- _What the exercise asks_
Render the part of the material that opens with the line containing "Patent image size: (969, 388)." and closes with the line containing "The gripping knob 36 is at (176, 92).", both included, as a Markdown table with the columns Row and Line. Leave out blank lines.

- _Data supplied_
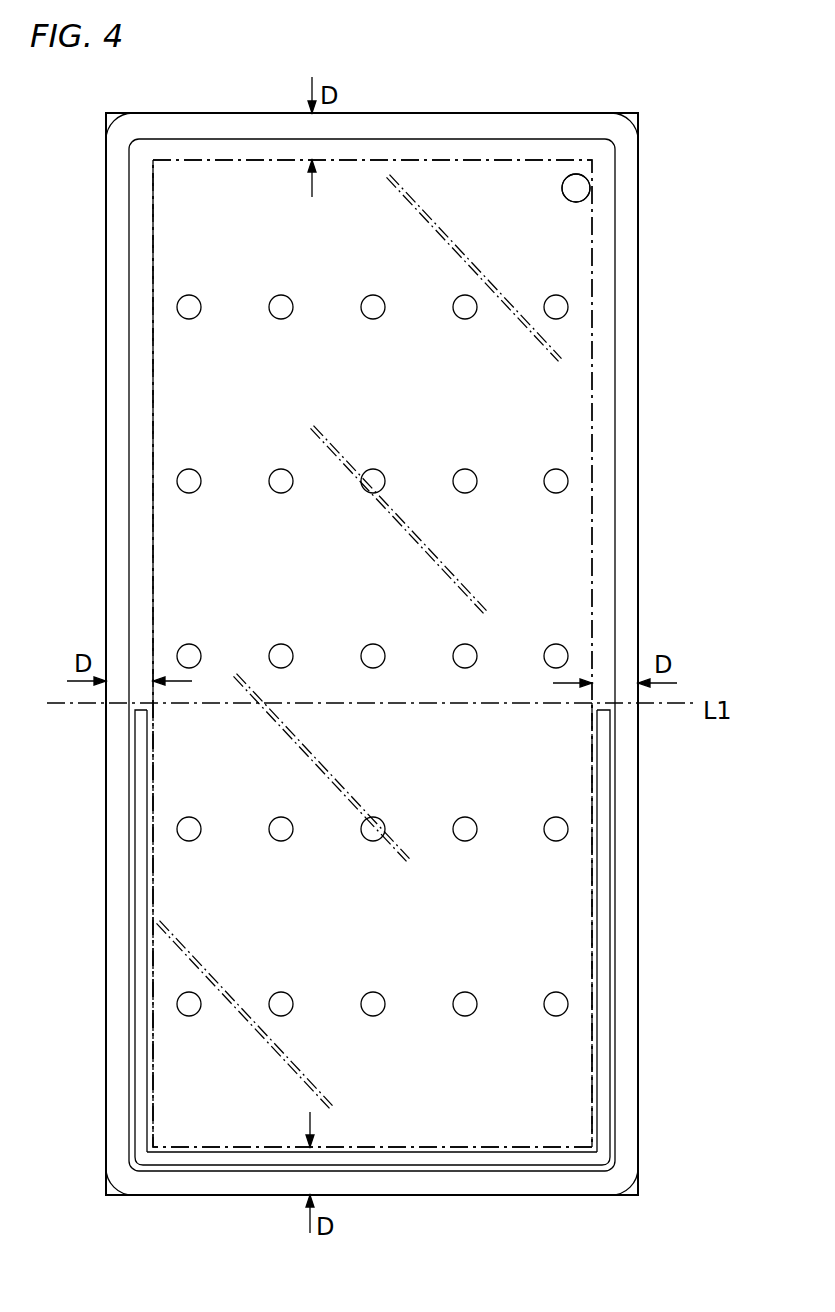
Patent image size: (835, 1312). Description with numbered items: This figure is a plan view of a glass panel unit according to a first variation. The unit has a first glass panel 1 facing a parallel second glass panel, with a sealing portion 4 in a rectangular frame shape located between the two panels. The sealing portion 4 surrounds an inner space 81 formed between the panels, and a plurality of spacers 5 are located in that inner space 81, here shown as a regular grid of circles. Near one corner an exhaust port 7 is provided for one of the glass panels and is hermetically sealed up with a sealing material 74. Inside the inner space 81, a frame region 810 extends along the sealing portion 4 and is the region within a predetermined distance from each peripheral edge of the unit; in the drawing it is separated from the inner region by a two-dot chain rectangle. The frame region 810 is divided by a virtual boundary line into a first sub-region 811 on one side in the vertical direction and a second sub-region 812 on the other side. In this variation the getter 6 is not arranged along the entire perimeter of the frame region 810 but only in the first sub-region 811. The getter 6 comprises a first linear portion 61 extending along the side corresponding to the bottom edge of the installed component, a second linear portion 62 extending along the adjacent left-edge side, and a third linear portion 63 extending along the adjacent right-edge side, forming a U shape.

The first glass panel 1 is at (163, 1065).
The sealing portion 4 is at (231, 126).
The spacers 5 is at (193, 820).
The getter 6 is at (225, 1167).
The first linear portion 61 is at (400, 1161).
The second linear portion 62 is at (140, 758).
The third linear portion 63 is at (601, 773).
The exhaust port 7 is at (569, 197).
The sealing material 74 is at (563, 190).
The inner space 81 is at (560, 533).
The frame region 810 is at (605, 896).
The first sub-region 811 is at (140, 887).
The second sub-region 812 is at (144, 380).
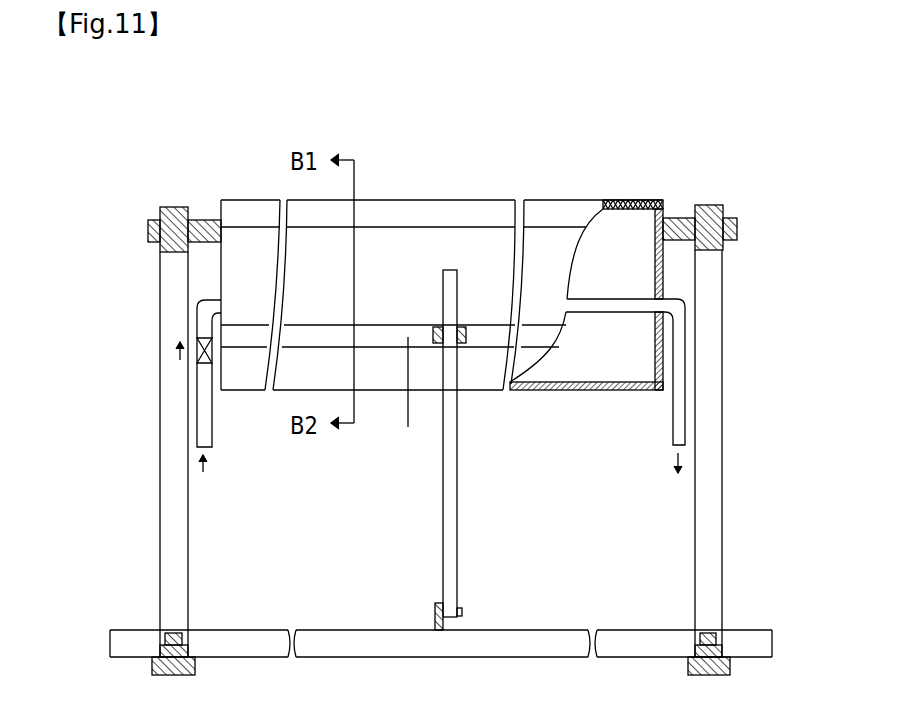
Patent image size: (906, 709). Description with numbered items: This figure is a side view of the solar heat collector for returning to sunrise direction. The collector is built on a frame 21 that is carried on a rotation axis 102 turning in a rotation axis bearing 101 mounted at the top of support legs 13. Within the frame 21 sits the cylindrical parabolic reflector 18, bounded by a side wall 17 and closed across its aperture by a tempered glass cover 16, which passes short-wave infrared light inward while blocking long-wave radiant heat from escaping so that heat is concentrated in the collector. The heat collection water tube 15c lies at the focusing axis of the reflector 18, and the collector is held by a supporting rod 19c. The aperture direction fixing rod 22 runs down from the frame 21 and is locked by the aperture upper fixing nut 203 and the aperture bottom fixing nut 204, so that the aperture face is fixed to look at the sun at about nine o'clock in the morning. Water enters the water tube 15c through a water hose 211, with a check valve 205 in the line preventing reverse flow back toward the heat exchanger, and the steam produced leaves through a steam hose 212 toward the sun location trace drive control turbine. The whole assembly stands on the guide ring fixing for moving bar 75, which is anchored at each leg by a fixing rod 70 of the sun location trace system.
==
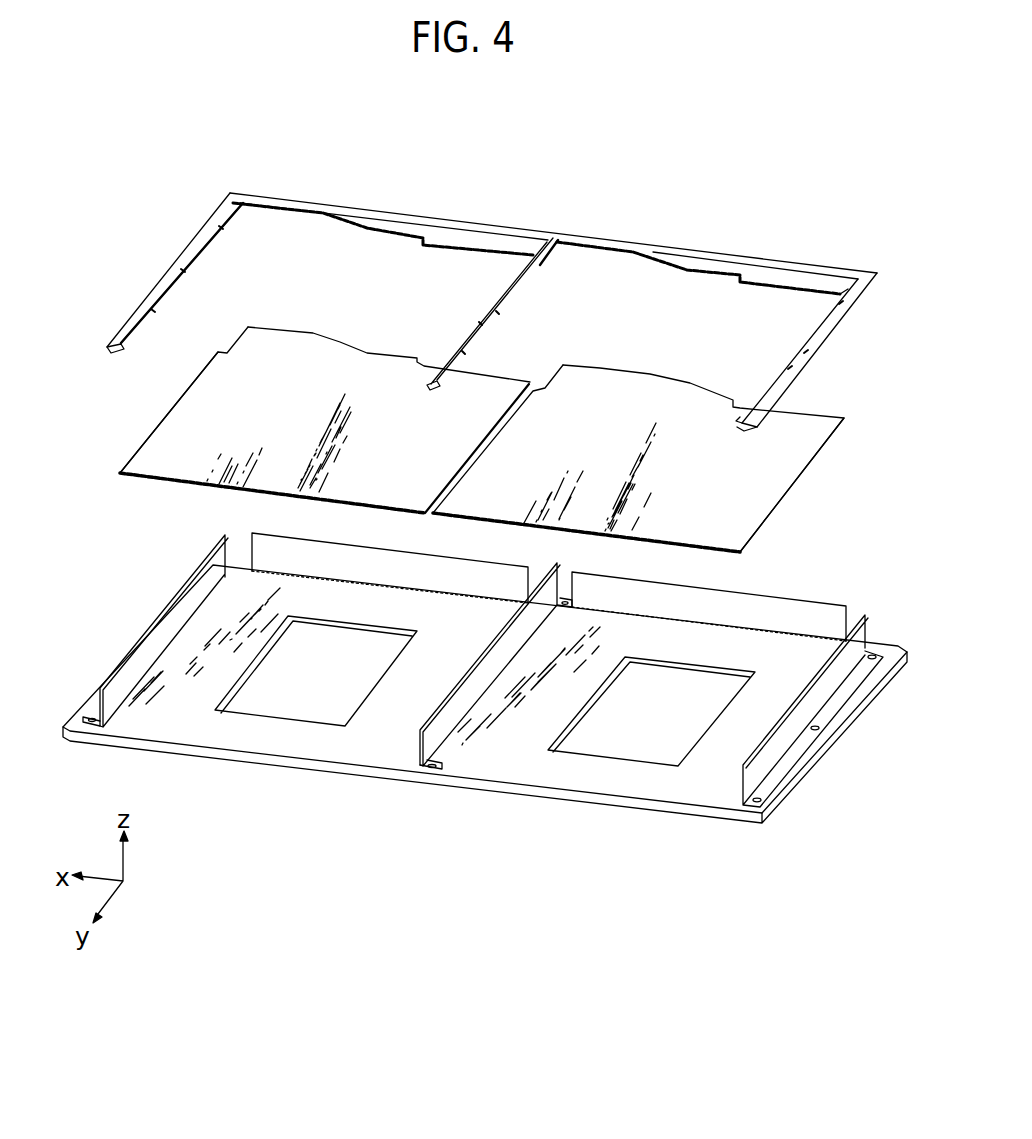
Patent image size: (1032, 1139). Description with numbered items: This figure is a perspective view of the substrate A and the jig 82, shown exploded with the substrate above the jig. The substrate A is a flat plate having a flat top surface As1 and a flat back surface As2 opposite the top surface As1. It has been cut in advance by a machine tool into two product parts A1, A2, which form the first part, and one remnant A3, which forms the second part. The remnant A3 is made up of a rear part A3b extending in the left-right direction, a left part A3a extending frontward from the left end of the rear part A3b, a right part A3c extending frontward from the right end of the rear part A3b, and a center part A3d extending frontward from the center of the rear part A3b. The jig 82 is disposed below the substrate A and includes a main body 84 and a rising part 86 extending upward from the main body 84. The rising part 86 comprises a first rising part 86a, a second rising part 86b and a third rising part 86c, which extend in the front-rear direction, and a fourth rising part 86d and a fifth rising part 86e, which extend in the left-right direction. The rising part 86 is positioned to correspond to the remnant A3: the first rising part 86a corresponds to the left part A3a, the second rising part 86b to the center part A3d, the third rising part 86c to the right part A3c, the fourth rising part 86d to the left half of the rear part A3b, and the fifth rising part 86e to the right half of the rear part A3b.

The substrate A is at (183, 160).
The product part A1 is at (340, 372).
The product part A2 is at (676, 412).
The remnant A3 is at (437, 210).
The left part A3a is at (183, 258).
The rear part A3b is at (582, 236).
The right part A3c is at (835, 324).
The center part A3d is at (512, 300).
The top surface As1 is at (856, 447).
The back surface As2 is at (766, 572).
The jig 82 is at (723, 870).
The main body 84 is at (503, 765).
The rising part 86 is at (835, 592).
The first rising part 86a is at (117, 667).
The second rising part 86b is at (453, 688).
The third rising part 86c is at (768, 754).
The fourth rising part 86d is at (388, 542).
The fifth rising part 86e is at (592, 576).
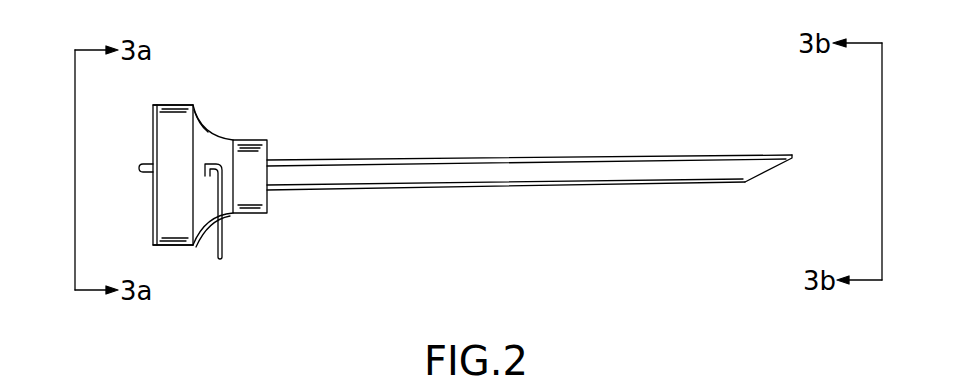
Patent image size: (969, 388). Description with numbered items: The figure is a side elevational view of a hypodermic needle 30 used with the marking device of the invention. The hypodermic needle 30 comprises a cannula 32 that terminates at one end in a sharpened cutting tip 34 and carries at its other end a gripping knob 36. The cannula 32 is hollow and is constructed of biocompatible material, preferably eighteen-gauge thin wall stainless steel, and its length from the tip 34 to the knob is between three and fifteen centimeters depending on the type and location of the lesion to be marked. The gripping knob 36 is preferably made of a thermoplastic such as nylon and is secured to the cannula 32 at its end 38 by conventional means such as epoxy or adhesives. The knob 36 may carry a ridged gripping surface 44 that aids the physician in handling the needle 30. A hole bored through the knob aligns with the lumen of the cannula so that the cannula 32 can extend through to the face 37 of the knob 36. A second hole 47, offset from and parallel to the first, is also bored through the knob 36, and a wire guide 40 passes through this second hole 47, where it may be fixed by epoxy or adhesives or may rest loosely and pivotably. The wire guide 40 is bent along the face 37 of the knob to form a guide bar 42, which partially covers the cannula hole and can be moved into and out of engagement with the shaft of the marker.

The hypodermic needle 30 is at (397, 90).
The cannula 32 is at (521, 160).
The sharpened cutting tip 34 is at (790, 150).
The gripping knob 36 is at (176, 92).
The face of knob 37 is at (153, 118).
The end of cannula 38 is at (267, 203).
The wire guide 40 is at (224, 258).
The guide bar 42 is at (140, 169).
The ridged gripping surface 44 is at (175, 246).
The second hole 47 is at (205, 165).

- _Reply to the exercise_
| Row | Line |
|---|---|
| 1 | Patent image size: (969, 388). Description with numbered items: The figure is a side elevational view of a hypodermic needle 30 used with the marking device of the invention. The hypodermic needle 30 comprises a cannula 32 that terminates at one end in a sharpened cutting tip 34 and carries at its other end a gripping knob 36. The cannula 32 is hollow and is constructed of biocompatible material, preferably eighteen-gauge thin wall stainless steel, and its length from the tip 34 to the knob is between three and fifteen centimeters depending on the type and location of the lesion to be marked. The gripping knob 36 is preferably made of a thermoplastic such as nylon and is secured to the cannula 32 at its end 38 by conventional means such as epoxy or adhesives. The knob 36 may carry a ridged gripping surface 44 that aids the physician in handling the needle 30. A hole bored through the knob aligns with the lumen of the cannula so that the cannula 32 can extend through to the face 37 of the knob 36. A second hole 47, offset from and parallel to the first, is also bored through the knob 36, and a wire guide 40 passes through this second hole 47, where it may be fixed by epoxy or adhesives or may rest loosely and pivotably. The wire guide 40 is bent along the face 37 of the knob to form a guide bar 42, which partially covers the cannula hole and can be moved into and out of engagement with the shaft of the marker. |
| 2 | The hypodermic needle 30 is at (397, 90). |
| 3 | The cannula 32 is at (521, 160). |
| 4 | The sharpened cutting tip 34 is at (790, 150). |
| 5 | The gripping knob 36 is at (176, 92). |